## START Material provided
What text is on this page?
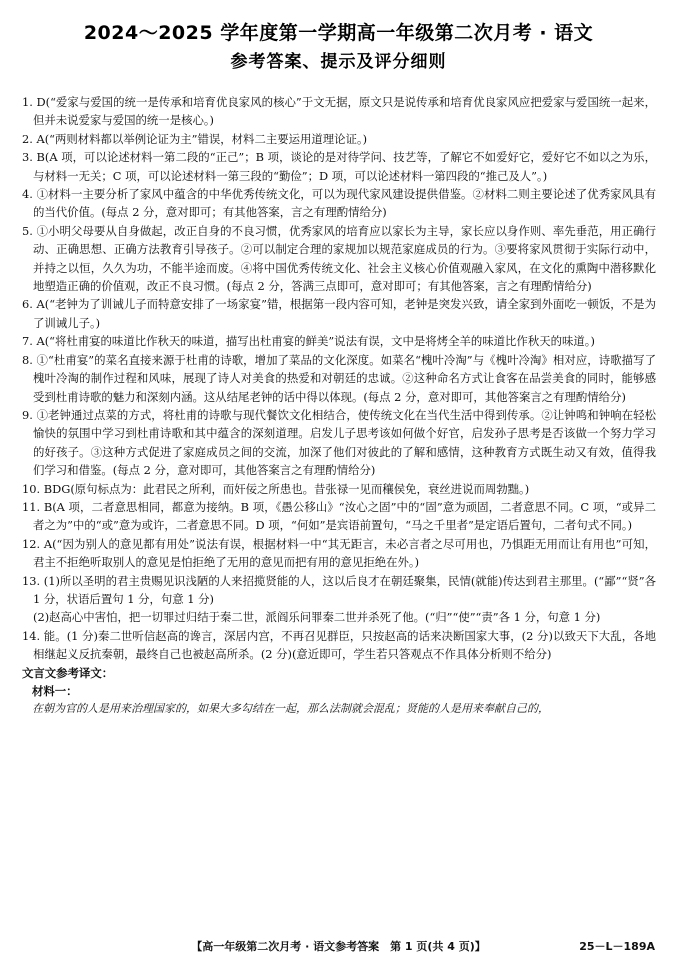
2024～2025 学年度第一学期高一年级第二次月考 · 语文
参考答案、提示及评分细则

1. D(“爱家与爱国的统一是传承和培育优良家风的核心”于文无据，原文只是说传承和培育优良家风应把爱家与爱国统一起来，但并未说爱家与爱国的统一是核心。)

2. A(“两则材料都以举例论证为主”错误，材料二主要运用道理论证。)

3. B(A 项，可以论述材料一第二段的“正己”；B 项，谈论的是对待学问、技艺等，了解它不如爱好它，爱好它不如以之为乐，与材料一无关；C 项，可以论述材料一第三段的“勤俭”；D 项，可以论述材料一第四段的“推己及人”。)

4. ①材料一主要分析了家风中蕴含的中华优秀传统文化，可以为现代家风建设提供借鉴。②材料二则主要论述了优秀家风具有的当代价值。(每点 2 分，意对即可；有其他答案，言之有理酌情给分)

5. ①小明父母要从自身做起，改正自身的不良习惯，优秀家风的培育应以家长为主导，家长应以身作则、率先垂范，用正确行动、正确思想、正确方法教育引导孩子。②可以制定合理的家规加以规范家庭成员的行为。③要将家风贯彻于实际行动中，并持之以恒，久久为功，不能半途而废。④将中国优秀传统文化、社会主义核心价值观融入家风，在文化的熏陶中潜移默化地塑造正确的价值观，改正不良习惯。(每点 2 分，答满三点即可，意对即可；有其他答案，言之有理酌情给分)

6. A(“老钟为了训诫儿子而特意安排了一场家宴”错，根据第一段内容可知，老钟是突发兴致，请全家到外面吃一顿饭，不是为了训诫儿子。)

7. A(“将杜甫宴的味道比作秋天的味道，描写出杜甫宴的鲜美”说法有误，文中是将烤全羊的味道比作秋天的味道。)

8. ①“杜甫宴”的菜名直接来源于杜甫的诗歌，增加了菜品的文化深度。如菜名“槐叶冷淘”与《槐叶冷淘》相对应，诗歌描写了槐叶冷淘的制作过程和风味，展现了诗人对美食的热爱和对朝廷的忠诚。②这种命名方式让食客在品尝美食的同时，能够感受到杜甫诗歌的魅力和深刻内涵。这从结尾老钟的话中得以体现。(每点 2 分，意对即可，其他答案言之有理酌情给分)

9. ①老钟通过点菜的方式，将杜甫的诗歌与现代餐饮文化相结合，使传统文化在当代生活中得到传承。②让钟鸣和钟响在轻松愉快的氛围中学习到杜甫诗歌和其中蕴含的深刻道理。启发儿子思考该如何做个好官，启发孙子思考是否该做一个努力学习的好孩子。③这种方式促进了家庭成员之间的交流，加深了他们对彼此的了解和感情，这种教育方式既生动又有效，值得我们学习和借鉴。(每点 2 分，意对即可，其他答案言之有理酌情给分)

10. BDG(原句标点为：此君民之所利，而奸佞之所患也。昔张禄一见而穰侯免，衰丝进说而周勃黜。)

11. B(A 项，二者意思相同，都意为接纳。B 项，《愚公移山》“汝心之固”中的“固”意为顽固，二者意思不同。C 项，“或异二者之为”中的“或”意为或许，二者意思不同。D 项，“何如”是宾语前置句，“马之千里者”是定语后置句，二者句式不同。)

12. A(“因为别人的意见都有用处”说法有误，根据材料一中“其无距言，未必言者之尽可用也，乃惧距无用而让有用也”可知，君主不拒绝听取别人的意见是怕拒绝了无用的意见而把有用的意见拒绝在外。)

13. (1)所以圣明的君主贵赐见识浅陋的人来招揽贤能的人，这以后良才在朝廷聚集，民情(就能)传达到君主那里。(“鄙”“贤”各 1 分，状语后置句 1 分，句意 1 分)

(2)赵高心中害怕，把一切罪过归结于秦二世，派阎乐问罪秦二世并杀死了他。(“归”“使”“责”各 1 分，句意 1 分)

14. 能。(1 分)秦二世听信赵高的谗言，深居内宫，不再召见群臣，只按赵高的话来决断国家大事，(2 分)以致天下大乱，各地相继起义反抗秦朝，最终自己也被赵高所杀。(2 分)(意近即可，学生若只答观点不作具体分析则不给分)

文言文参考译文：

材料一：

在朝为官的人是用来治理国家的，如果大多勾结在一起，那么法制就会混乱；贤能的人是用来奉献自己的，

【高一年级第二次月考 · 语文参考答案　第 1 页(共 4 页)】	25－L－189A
## END Material provided
Reproduce the material word for word. Any pictures should be left out of the copy.

What text is on this page?
2024～2025 学年度第一学期高一年级第二次月考 · 语文
参考答案、提示及评分细则

1. D(“爱家与爱国的统一是传承和培育优良家风的核心”于文无据，原文只是说传承和培育优良家风应把爱家与爱国统一起来，但并未说爱家与爱国的统一是核心。)

2. A(“两则材料都以举例论证为主”错误，材料二主要运用道理论证。)

3. B(A 项，可以论述材料一第二段的“正己”；B 项，谈论的是对待学问、技艺等，了解它不如爱好它，爱好它不如以之为乐，与材料一无关；C 项，可以论述材料一第三段的“勤俭”；D 项，可以论述材料一第四段的“推己及人”。)

4. ①材料一主要分析了家风中蕴含的中华优秀传统文化，可以为现代家风建设提供借鉴。②材料二则主要论述了优秀家风具有的当代价值。(每点 2 分，意对即可；有其他答案，言之有理酌情给分)

5. ①小明父母要从自身做起，改正自身的不良习惯，优秀家风的培育应以家长为主导，家长应以身作则、率先垂范，用正确行动、正确思想、正确方法教育引导孩子。②可以制定合理的家规加以规范家庭成员的行为。③要将家风贯彻于实际行动中，并持之以恒，久久为功，不能半途而废。④将中国优秀传统文化、社会主义核心价值观融入家风，在文化的熏陶中潜移默化地塑造正确的价值观，改正不良习惯。(每点 2 分，答满三点即可，意对即可；有其他答案，言之有理酌情给分)

6. A(“老钟为了训诫儿子而特意安排了一场家宴”错，根据第一段内容可知，老钟是突发兴致，请全家到外面吃一顿饭，不是为了训诫儿子。)

7. A(“将杜甫宴的味道比作秋天的味道，描写出杜甫宴的鲜美”说法有误，文中是将烤全羊的味道比作秋天的味道。)

8. ①“杜甫宴”的菜名直接来源于杜甫的诗歌，增加了菜品的文化深度。如菜名“槐叶冷淘”与《槐叶冷淘》相对应，诗歌描写了槐叶冷淘的制作过程和风味，展现了诗人对美食的热爱和对朝廷的忠诚。②这种命名方式让食客在品尝美食的同时，能够感受到杜甫诗歌的魅力和深刻内涵。这从结尾老钟的话中得以体现。(每点 2 分，意对即可，其他答案言之有理酌情给分)

9. ①老钟通过点菜的方式，将杜甫的诗歌与现代餐饮文化相结合，使传统文化在当代生活中得到传承。②让钟鸣和钟响在轻松愉快的氛围中学习到杜甫诗歌和其中蕴含的深刻道理。启发儿子思考该如何做个好官，启发孙子思考是否该做一个努力学习的好孩子。③这种方式促进了家庭成员之间的交流，加深了他们对彼此的了解和感情，这种教育方式既生动又有效，值得我们学习和借鉴。(每点 2 分，意对即可，其他答案言之有理酌情给分)

10. BDG(原句标点为：此君民之所利，而奸佞之所患也。昔张禄一见而穰侯免，衰丝进说而周勃黜。)

11. B(A 项，二者意思相同，都意为接纳。B 项，《愚公移山》“汝心之固”中的“固”意为顽固，二者意思不同。C 项，“或异二者之为”中的“或”意为或许，二者意思不同。D 项，“何如”是宾语前置句，“马之千里者”是定语后置句，二者句式不同。)

12. A(“因为别人的意见都有用处”说法有误，根据材料一中“其无距言，未必言者之尽可用也，乃惧距无用而让有用也”可知，君主不拒绝听取别人的意见是怕拒绝了无用的意见而把有用的意见拒绝在外。)

13. (1)所以圣明的君主贵赐见识浅陋的人来招揽贤能的人，这以后良才在朝廷聚集，民情(就能)传达到君主那里。(“鄙”“贤”各 1 分，状语后置句 1 分，句意 1 分)

(2)赵高心中害怕，把一切罪过归结于秦二世，派阎乐问罪秦二世并杀死了他。(“归”“使”“责”各 1 分，句意 1 分)

14. 能。(1 分)秦二世听信赵高的谗言，深居内宫，不再召见群臣，只按赵高的话来决断国家大事，(2 分)以致天下大乱，各地相继起义反抗秦朝，最终自己也被赵高所杀。(2 分)(意近即可，学生若只答观点不作具体分析则不给分)

文言文参考译文：

材料一：

在朝为官的人是用来治理国家的，如果大多勾结在一起，那么法制就会混乱；贤能的人是用来奉献自己的，

【高一年级第二次月考 · 语文参考答案　第 1 页(共 4 页)】	25－L－189A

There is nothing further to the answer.